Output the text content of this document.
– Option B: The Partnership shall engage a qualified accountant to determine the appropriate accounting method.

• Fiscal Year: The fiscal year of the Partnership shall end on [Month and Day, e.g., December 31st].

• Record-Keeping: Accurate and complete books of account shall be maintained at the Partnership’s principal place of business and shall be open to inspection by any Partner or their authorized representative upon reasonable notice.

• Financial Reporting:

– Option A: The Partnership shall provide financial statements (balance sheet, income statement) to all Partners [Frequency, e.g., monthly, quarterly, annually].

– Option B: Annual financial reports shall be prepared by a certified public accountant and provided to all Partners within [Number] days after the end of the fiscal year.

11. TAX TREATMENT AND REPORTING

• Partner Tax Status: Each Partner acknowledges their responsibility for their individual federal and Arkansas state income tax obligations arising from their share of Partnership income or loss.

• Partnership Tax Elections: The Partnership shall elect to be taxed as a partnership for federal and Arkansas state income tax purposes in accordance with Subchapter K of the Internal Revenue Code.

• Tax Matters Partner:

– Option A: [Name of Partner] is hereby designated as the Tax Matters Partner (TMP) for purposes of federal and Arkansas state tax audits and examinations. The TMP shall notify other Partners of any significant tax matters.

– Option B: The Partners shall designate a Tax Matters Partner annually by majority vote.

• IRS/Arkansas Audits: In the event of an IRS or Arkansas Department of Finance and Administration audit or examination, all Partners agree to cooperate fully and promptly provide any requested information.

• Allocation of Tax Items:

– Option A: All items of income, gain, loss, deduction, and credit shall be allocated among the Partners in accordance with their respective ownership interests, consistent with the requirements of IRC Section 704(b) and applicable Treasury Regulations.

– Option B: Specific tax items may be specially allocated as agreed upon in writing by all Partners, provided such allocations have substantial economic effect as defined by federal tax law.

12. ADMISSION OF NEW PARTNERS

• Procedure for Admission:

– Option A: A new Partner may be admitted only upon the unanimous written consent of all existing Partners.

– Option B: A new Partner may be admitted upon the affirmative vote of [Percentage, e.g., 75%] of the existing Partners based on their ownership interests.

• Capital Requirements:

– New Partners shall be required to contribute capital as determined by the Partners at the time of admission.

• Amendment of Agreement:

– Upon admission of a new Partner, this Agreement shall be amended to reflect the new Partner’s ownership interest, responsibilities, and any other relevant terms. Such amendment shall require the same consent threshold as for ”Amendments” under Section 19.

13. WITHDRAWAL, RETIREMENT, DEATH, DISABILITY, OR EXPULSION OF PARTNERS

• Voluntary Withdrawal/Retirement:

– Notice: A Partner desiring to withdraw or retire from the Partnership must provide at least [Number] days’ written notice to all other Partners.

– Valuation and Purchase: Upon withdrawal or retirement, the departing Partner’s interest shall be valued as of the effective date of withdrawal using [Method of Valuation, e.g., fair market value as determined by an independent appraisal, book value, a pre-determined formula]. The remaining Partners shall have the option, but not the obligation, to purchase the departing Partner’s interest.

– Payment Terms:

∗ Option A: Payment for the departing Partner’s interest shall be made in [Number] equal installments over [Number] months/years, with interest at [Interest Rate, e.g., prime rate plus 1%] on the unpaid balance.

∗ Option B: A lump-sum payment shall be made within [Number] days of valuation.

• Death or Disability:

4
┄┄┄┄┄┄┄┄┄┄┄┄┄┄┄┄┄┄┄┄
■ AIM ■
Search the lines above for the string "their" and copy each line that has it.

■ SOLVED EXERCISE ■
• Record-Keeping: Accurate and complete books of account shall be maintained at the Partnership’s principal place of business and shall be open to inspection by any Partner or their authorized representative upon reasonable notice.
• Partner Tax Status: Each Partner acknowledges their responsibility for their individual federal and Arkansas state income tax obligations arising from their share of Partnership income or loss.
– Option A: All items of income, gain, loss, deduction, and credit shall be allocated among the Partners in accordance with their respective ownership interests, consistent with the requirements of IRC Section 704(b) and applicable Treasury Regulations.
– Option B: A new Partner may be admitted upon the affirmative vote of [Percentage, e.g., 75%] of the existing Partners based on their ownership interests.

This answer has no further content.